▶ **What the task requires**
Copy each line where the word "mean" occurs.
------------------------------
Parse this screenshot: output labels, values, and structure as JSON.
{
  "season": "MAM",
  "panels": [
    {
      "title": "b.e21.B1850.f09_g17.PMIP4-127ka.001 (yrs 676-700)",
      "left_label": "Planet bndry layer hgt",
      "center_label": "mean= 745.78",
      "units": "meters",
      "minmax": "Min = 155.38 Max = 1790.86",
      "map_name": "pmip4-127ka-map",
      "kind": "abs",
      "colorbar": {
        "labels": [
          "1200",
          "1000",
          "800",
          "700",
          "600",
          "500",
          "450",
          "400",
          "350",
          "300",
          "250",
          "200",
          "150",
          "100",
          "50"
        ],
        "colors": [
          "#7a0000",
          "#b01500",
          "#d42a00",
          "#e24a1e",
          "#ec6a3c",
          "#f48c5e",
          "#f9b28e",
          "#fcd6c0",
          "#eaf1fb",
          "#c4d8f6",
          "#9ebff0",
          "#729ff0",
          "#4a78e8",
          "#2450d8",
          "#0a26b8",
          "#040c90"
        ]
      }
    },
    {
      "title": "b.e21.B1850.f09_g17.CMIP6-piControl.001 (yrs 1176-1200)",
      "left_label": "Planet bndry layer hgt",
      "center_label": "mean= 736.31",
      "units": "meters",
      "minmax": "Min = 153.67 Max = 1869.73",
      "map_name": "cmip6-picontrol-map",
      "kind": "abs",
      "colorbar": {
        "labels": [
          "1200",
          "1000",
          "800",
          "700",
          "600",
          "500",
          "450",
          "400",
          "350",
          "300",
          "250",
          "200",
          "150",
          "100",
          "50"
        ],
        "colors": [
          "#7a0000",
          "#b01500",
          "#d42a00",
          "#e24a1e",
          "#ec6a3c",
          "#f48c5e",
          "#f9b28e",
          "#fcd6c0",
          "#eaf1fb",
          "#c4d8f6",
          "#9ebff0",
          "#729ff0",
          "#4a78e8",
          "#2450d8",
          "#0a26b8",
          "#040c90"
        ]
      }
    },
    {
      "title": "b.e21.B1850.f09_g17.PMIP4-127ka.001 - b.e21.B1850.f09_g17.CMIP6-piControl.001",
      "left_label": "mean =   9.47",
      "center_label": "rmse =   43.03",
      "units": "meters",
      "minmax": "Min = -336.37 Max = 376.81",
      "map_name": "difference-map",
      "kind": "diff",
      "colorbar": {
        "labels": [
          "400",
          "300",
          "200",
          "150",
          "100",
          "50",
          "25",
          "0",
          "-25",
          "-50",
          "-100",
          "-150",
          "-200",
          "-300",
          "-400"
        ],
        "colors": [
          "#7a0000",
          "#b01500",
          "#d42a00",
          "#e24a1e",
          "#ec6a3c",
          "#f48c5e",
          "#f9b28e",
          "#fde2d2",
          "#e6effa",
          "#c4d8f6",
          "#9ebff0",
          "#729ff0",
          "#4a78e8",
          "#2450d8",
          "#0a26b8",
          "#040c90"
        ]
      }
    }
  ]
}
------------------------------
▶ **Solution**
      "center_label": "mean= 745.78",
      "center_label": "mean= 736.31",
      "left_label": "mean =   9.47",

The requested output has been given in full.